** START OF Material for this task **

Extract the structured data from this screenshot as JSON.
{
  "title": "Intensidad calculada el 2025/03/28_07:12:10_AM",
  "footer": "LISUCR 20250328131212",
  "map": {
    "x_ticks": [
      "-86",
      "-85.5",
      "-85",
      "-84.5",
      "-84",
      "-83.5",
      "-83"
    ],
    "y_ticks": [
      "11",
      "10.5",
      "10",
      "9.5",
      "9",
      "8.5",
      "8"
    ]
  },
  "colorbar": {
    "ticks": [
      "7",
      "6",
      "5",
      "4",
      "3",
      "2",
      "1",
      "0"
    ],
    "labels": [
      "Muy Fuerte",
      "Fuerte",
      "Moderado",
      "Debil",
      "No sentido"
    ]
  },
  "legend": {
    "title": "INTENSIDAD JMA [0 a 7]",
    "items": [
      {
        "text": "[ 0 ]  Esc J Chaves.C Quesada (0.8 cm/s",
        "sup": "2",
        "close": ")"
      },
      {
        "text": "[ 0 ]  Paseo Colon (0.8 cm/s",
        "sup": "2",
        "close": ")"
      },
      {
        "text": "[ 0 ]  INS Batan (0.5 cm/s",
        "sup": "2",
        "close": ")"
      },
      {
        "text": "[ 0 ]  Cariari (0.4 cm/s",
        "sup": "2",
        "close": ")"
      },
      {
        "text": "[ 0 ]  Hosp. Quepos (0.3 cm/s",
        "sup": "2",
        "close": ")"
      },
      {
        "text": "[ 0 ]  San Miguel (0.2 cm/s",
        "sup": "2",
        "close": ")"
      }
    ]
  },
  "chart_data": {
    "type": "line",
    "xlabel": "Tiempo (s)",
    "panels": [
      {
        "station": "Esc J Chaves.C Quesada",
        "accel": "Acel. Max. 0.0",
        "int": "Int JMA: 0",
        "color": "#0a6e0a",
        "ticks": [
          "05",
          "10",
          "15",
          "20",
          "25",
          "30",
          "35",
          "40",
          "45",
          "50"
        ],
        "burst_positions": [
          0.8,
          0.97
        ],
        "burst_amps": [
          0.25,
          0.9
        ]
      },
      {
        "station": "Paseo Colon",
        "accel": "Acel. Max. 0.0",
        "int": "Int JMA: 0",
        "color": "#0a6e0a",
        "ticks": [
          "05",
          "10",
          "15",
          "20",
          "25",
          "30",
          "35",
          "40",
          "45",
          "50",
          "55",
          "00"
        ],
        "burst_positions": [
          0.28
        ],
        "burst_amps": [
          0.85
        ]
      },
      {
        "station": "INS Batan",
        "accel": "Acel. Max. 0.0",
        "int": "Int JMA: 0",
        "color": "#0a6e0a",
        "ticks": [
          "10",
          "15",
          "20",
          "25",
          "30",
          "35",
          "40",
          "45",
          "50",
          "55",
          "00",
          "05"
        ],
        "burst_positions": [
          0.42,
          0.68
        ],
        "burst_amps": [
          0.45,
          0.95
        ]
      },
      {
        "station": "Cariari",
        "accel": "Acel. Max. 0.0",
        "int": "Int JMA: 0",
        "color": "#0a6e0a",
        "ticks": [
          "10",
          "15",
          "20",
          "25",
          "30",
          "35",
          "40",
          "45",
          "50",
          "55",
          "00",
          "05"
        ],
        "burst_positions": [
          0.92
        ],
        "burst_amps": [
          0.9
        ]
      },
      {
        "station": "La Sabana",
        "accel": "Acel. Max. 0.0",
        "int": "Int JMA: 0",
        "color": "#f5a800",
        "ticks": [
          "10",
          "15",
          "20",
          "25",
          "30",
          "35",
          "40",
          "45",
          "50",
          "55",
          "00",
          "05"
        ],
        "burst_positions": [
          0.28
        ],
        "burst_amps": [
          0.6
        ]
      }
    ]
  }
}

** END OF Material for this task **

Problem details: Return the whole listing exactly.

Task output:
Extract the structured data from this screenshot as JSON.
{
  "title": "Intensidad calculada el 2025/03/28_07:12:10_AM",
  "footer": "LISUCR 20250328131212",
  "map": {
    "x_ticks": [
      "-86",
      "-85.5",
      "-85",
      "-84.5",
      "-84",
      "-83.5",
      "-83"
    ],
    "y_ticks": [
      "11",
      "10.5",
      "10",
      "9.5",
      "9",
      "8.5",
      "8"
    ]
  },
  "colorbar": {
    "ticks": [
      "7",
      "6",
      "5",
      "4",
      "3",
      "2",
      "1",
      "0"
    ],
    "labels": [
      "Muy Fuerte",
      "Fuerte",
      "Moderado",
      "Debil",
      "No sentido"
    ]
  },
  "legend": {
    "title": "INTENSIDAD JMA [0 a 7]",
    "items": [
      {
        "text": "[ 0 ]  Esc J Chaves.C Quesada (0.8 cm/s",
        "sup": "2",
        "close": ")"
      },
      {
        "text": "[ 0 ]  Paseo Colon (0.8 cm/s",
        "sup": "2",
        "close": ")"
      },
      {
        "text": "[ 0 ]  INS Batan (0.5 cm/s",
        "sup": "2",
        "close": ")"
      },
      {
        "text": "[ 0 ]  Cariari (0.4 cm/s",
        "sup": "2",
        "close": ")"
      },
      {
        "text": "[ 0 ]  Hosp. Quepos (0.3 cm/s",
        "sup": "2",
        "close": ")"
      },
      {
        "text": "[ 0 ]  San Miguel (0.2 cm/s",
        "sup": "2",
        "close": ")"
      }
    ]
  },
  "chart_data": {
    "type": "line",
    "xlabel": "Tiempo (s)",
    "panels": [
      {
        "station": "Esc J Chaves.C Quesada",
        "accel": "Acel. Max. 0.0",
        "int": "Int JMA: 0",
        "color": "#0a6e0a",
        "ticks": [
          "05",
          "10",
          "15",
          "20",
          "25",
          "30",
          "35",
          "40",
          "45",
          "50"
        ],
        "burst_positions": [
          0.8,
          0.97
        ],
        "burst_amps": [
          0.25,
          0.9
        ]
      },
      {
        "station": "Paseo Colon",
        "accel": "Acel. Max. 0.0",
        "int": "Int JMA: 0",
        "color": "#0a6e0a",
        "ticks": [
          "05",
          "10",
          "15",
          "20",
          "25",
          "30",
          "35",
          "40",
          "45",
          "50",
          "55",
          "00"
        ],
        "burst_positions": [
          0.28
        ],
        "burst_amps": [
          0.85
        ]
      },
      {
        "station": "INS Batan",
        "accel": "Acel. Max. 0.0",
        "int": "Int JMA: 0",
        "color": "#0a6e0a",
        "ticks": [
          "10",
          "15",
          "20",
          "25",
          "30",
          "35",
          "40",
          "45",
          "50",
          "55",
          "00",
          "05"
        ],
        "burst_positions": [
          0.42,
          0.68
        ],
        "burst_amps": [
          0.45,
          0.95
        ]
      },
      {
        "station": "Cariari",
        "accel": "Acel. Max. 0.0",
        "int": "Int JMA: 0",
        "color": "#0a6e0a",
        "ticks": [
          "10",
          "15",
          "20",
          "25",
          "30",
          "35",
          "40",
          "45",
          "50",
          "55",
          "00",
          "05"
        ],
        "burst_positions": [
          0.92
        ],
        "burst_amps": [
          0.9
        ]
      },
      {
        "station": "La Sabana",
        "accel": "Acel. Max. 0.0",
        "int": "Int JMA: 0",
        "color": "#f5a800",
        "ticks": [
          "10",
          "15",
          "20",
          "25",
          "30",
          "35",
          "40",
          "45",
          "50",
          "55",
          "00",
          "05"
        ],
        "burst_positions": [
          0.28
        ],
        "burst_amps": [
          0.6
        ]
      }
    ]
  }
}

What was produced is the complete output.